Records from a collection:
:::::
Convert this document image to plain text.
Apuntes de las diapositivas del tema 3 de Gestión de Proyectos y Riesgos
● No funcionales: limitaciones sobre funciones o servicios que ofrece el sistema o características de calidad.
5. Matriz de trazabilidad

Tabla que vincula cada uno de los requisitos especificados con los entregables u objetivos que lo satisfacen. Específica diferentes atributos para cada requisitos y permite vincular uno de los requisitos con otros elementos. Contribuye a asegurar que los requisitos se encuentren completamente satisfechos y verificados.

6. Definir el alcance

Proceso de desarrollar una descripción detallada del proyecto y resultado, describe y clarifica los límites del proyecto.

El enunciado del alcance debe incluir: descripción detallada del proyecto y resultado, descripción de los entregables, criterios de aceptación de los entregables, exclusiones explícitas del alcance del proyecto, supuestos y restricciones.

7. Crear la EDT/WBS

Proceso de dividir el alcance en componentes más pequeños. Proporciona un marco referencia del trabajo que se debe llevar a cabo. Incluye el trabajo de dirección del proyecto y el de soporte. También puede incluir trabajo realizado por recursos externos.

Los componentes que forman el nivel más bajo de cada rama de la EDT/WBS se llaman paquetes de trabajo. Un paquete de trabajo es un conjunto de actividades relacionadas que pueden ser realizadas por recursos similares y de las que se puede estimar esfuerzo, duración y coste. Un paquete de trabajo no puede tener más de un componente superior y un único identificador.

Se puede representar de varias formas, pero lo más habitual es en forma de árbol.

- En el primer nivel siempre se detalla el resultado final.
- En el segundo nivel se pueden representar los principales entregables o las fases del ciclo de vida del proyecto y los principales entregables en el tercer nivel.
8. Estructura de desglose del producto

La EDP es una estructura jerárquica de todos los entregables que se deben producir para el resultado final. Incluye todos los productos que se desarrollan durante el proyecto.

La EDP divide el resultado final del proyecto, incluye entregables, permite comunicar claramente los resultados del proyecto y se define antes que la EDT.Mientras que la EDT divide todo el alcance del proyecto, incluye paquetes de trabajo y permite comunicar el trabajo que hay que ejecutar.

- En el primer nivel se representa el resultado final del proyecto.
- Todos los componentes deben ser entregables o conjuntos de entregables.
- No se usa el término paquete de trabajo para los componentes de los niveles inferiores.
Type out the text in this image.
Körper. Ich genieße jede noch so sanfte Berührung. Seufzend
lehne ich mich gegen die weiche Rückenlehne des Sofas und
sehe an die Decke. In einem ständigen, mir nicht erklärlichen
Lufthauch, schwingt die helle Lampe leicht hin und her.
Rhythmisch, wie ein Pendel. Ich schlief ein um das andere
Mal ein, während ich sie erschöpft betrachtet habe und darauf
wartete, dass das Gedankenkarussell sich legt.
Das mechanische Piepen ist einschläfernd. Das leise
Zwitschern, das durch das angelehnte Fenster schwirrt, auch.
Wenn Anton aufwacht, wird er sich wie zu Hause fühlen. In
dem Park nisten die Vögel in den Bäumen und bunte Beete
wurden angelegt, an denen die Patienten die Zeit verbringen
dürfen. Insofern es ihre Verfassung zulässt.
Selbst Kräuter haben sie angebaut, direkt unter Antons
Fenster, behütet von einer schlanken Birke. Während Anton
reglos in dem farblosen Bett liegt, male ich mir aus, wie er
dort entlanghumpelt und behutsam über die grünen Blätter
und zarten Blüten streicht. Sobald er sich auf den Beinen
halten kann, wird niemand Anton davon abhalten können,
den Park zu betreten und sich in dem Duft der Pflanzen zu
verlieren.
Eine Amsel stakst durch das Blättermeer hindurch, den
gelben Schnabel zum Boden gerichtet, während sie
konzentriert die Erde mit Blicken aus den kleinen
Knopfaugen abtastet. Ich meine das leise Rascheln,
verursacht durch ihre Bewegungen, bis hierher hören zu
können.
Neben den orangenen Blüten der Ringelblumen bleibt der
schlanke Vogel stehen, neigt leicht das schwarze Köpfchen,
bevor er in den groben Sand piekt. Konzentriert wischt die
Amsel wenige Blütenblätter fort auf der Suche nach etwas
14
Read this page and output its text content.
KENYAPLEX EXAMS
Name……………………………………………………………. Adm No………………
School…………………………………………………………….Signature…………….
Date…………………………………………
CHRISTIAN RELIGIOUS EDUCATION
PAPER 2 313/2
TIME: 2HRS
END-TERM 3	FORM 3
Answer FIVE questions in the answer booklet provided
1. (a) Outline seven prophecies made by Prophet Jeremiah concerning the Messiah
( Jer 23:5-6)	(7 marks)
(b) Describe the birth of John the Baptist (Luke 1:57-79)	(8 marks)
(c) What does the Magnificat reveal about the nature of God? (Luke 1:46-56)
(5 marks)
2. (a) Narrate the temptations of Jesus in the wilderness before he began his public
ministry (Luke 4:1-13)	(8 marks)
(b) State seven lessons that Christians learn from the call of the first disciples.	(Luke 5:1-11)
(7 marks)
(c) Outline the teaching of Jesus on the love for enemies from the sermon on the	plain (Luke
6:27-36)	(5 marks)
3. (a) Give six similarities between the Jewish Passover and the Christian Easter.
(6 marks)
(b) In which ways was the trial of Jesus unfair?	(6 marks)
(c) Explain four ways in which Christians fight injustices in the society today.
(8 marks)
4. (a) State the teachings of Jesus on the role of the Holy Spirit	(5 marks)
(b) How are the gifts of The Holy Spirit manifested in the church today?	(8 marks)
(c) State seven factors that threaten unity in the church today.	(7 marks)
:::::
- **INSTRUCTIONS TO FOLLOW**: Retype the material above, line by line, exactly.

- **WRITTEN ANSWER**:
Convert this document image to plain text.
Apuntes de las diapositivas del tema 3 de Gestión de Proyectos y Riesgos
● No funcionales: limitaciones sobre funciones o servicios que ofrece el sistema o características de calidad.
5. Matriz de trazabilidad

Tabla que vincula cada uno de los requisitos especificados con los entregables u objetivos que lo satisfacen. Específica diferentes atributos para cada requisitos y permite vincular uno de los requisitos con otros elementos. Contribuye a asegurar que los requisitos se encuentren completamente satisfechos y verificados.

6. Definir el alcance

Proceso de desarrollar una descripción detallada del proyecto y resultado, describe y clarifica los límites del proyecto.

El enunciado del alcance debe incluir: descripción detallada del proyecto y resultado, descripción de los entregables, criterios de aceptación de los entregables, exclusiones explícitas del alcance del proyecto, supuestos y restricciones.

7. Crear la EDT/WBS

Proceso de dividir el alcance en componentes más pequeños. Proporciona un marco referencia del trabajo que se debe llevar a cabo. Incluye el trabajo de dirección del proyecto y el de soporte. También puede incluir trabajo realizado por recursos externos.

Los componentes que forman el nivel más bajo de cada rama de la EDT/WBS se llaman paquetes de trabajo. Un paquete de trabajo es un conjunto de actividades relacionadas que pueden ser realizadas por recursos similares y de las que se puede estimar esfuerzo, duración y coste. Un paquete de trabajo no puede tener más de un componente superior y un único identificador.

Se puede representar de varias formas, pero lo más habitual es en forma de árbol.

- En el primer nivel siempre se detalla el resultado final.
- En el segundo nivel se pueden representar los principales entregables o las fases del ciclo de vida del proyecto y los principales entregables en el tercer nivel.
8. Estructura de desglose del producto

La EDP es una estructura jerárquica de todos los entregables que se deben producir para el resultado final. Incluye todos los productos que se desarrollan durante el proyecto.

La EDP divide el resultado final del proyecto, incluye entregables, permite comunicar claramente los resultados del proyecto y se define antes que la EDT.Mientras que la EDT divide todo el alcance del proyecto, incluye paquetes de trabajo y permite comunicar el trabajo que hay que ejecutar.

- En el primer nivel se representa el resultado final del proyecto.
- Todos los componentes deben ser entregables o conjuntos de entregables.
- No se usa el término paquete de trabajo para los componentes de los niveles inferiores.
Type out the text in this image.
Körper. Ich genieße jede noch so sanfte Berührung. Seufzend
lehne ich mich gegen die weiche Rückenlehne des Sofas und
sehe an die Decke. In einem ständigen, mir nicht erklärlichen
Lufthauch, schwingt die helle Lampe leicht hin und her.
Rhythmisch, wie ein Pendel. Ich schlief ein um das andere
Mal ein, während ich sie erschöpft betrachtet habe und darauf
wartete, dass das Gedankenkarussell sich legt.
Das mechanische Piepen ist einschläfernd. Das leise
Zwitschern, das durch das angelehnte Fenster schwirrt, auch.
Wenn Anton aufwacht, wird er sich wie zu Hause fühlen. In
dem Park nisten die Vögel in den Bäumen und bunte Beete
wurden angelegt, an denen die Patienten die Zeit verbringen
dürfen. Insofern es ihre Verfassung zulässt.
Selbst Kräuter haben sie angebaut, direkt unter Antons
Fenster, behütet von einer schlanken Birke. Während Anton
reglos in dem farblosen Bett liegt, male ich mir aus, wie er
dort entlanghumpelt und behutsam über die grünen Blätter
und zarten Blüten streicht. Sobald er sich auf den Beinen
halten kann, wird niemand Anton davon abhalten können,
den Park zu betreten und sich in dem Duft der Pflanzen zu
verlieren.
Eine Amsel stakst durch das Blättermeer hindurch, den
gelben Schnabel zum Boden gerichtet, während sie
konzentriert die Erde mit Blicken aus den kleinen
Knopfaugen abtastet. Ich meine das leise Rascheln,
verursacht durch ihre Bewegungen, bis hierher hören zu
können.
Neben den orangenen Blüten der Ringelblumen bleibt der
schlanke Vogel stehen, neigt leicht das schwarze Köpfchen,
bevor er in den groben Sand piekt. Konzentriert wischt die
Amsel wenige Blütenblätter fort auf der Suche nach etwas
14
Read this page and output its text content.
KENYAPLEX EXAMS
Name……………………………………………………………. Adm No………………
School…………………………………………………………….Signature…………….
Date…………………………………………
CHRISTIAN RELIGIOUS EDUCATION
PAPER 2 313/2
TIME: 2HRS
END-TERM 3	FORM 3
Answer FIVE questions in the answer booklet provided
1. (a) Outline seven prophecies made by Prophet Jeremiah concerning the Messiah
( Jer 23:5-6)	(7 marks)
(b) Describe the birth of John the Baptist (Luke 1:57-79)	(8 marks)
(c) What does the Magnificat reveal about the nature of God? (Luke 1:46-56)
(5 marks)
2. (a) Narrate the temptations of Jesus in the wilderness before he began his public
ministry (Luke 4:1-13)	(8 marks)
(b) State seven lessons that Christians learn from the call of the first disciples.	(Luke 5:1-11)
(7 marks)
(c) Outline the teaching of Jesus on the love for enemies from the sermon on the	plain (Luke
6:27-36)	(5 marks)
3. (a) Give six similarities between the Jewish Passover and the Christian Easter.
(6 marks)
(b) In which ways was the trial of Jesus unfair?	(6 marks)
(c) Explain four ways in which Christians fight injustices in the society today.
(8 marks)
4. (a) State the teachings of Jesus on the role of the Holy Spirit	(5 marks)
(b) How are the gifts of The Holy Spirit manifested in the church today?	(8 marks)
(c) State seven factors that threaten unity in the church today.	(7 marks)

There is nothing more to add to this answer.